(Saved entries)
____________________
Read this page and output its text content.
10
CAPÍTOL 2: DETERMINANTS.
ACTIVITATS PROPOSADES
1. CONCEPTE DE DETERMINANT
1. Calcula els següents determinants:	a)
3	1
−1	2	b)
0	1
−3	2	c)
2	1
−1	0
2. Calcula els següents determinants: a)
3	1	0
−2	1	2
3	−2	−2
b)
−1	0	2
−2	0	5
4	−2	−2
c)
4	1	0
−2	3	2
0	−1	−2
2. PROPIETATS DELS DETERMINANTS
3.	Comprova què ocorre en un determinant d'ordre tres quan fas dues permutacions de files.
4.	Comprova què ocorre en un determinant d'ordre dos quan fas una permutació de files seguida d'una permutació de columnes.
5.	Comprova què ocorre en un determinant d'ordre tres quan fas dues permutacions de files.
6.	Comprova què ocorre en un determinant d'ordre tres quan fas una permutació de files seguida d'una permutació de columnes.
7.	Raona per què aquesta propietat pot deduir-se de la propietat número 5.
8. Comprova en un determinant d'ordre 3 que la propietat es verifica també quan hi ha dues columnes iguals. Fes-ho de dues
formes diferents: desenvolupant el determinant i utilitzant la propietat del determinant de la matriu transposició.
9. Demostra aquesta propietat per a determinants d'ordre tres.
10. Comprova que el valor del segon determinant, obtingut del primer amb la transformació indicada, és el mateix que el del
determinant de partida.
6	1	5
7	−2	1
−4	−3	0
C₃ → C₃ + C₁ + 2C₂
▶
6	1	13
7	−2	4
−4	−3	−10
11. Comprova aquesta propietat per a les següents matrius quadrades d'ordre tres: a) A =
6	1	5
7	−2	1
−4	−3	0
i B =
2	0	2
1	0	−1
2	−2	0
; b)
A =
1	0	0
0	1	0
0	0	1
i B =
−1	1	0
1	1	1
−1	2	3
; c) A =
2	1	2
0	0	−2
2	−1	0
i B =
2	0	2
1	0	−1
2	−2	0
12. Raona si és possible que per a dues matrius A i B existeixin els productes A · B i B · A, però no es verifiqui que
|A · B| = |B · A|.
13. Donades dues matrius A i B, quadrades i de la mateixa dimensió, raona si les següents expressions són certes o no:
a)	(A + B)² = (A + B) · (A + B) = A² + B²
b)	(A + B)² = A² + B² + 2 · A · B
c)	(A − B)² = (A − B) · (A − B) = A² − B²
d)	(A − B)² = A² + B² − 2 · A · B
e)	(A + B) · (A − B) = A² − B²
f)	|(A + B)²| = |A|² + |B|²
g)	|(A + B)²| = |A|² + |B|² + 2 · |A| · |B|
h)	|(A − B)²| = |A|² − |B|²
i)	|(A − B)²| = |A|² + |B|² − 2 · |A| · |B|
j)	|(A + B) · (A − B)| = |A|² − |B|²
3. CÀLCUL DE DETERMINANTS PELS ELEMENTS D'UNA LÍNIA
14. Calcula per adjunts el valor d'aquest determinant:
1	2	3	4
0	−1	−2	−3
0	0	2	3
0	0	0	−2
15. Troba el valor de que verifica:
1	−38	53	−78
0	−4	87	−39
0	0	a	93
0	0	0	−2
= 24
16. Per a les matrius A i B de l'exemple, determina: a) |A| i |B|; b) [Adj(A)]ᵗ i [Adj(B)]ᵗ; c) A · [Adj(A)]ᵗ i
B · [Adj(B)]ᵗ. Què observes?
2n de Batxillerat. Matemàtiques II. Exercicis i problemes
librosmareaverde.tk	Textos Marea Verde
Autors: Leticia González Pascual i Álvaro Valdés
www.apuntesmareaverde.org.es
____________________
• Short exercise: Reproduce all of the entries word for word.

• Written response:
Read this page and output its text content.
10
CAPÍTOL 2: DETERMINANTS.
ACTIVITATS PROPOSADES
1. CONCEPTE DE DETERMINANT
1. Calcula els següents determinants:	a)
3	1
−1	2	b)
0	1
−3	2	c)
2	1
−1	0
2. Calcula els següents determinants: a)
3	1	0
−2	1	2
3	−2	−2
b)
−1	0	2
−2	0	5
4	−2	−2
c)
4	1	0
−2	3	2
0	−1	−2
2. PROPIETATS DELS DETERMINANTS
3.	Comprova què ocorre en un determinant d'ordre tres quan fas dues permutacions de files.
4.	Comprova què ocorre en un determinant d'ordre dos quan fas una permutació de files seguida d'una permutació de columnes.
5.	Comprova què ocorre en un determinant d'ordre tres quan fas dues permutacions de files.
6.	Comprova què ocorre en un determinant d'ordre tres quan fas una permutació de files seguida d'una permutació de columnes.
7.	Raona per què aquesta propietat pot deduir-se de la propietat número 5.
8. Comprova en un determinant d'ordre 3 que la propietat es verifica també quan hi ha dues columnes iguals. Fes-ho de dues
formes diferents: desenvolupant el determinant i utilitzant la propietat del determinant de la matriu transposició.
9. Demostra aquesta propietat per a determinants d'ordre tres.
10. Comprova que el valor del segon determinant, obtingut del primer amb la transformació indicada, és el mateix que el del
determinant de partida.
6	1	5
7	−2	1
−4	−3	0
C₃ → C₃ + C₁ + 2C₂
▶
6	1	13
7	−2	4
−4	−3	−10
11. Comprova aquesta propietat per a les següents matrius quadrades d'ordre tres: a) A =
6	1	5
7	−2	1
−4	−3	0
i B =
2	0	2
1	0	−1
2	−2	0
; b)
A =
1	0	0
0	1	0
0	0	1
i B =
−1	1	0
1	1	1
−1	2	3
; c) A =
2	1	2
0	0	−2
2	−1	0
i B =
2	0	2
1	0	−1
2	−2	0
12. Raona si és possible que per a dues matrius A i B existeixin els productes A · B i B · A, però no es verifiqui que
|A · B| = |B · A|.
13. Donades dues matrius A i B, quadrades i de la mateixa dimensió, raona si les següents expressions són certes o no:
a)	(A + B)² = (A + B) · (A + B) = A² + B²
b)	(A + B)² = A² + B² + 2 · A · B
c)	(A − B)² = (A − B) · (A − B) = A² − B²
d)	(A − B)² = A² + B² − 2 · A · B
e)	(A + B) · (A − B) = A² − B²
f)	|(A + B)²| = |A|² + |B|²
g)	|(A + B)²| = |A|² + |B|² + 2 · |A| · |B|
h)	|(A − B)²| = |A|² − |B|²
i)	|(A − B)²| = |A|² + |B|² − 2 · |A| · |B|
j)	|(A + B) · (A − B)| = |A|² − |B|²
3. CÀLCUL DE DETERMINANTS PELS ELEMENTS D'UNA LÍNIA
14. Calcula per adjunts el valor d'aquest determinant:
1	2	3	4
0	−1	−2	−3
0	0	2	3
0	0	0	−2
15. Troba el valor de que verifica:
1	−38	53	−78
0	−4	87	−39
0	0	a	93
0	0	0	−2
= 24
16. Per a les matrius A i B de l'exemple, determina: a) |A| i |B|; b) [Adj(A)]ᵗ i [Adj(B)]ᵗ; c) A · [Adj(A)]ᵗ i
B · [Adj(B)]ᵗ. Què observes?
2n de Batxillerat. Matemàtiques II. Exercicis i problemes
librosmareaverde.tk	Textos Marea Verde
Autors: Leticia González Pascual i Álvaro Valdés
www.apuntesmareaverde.org.es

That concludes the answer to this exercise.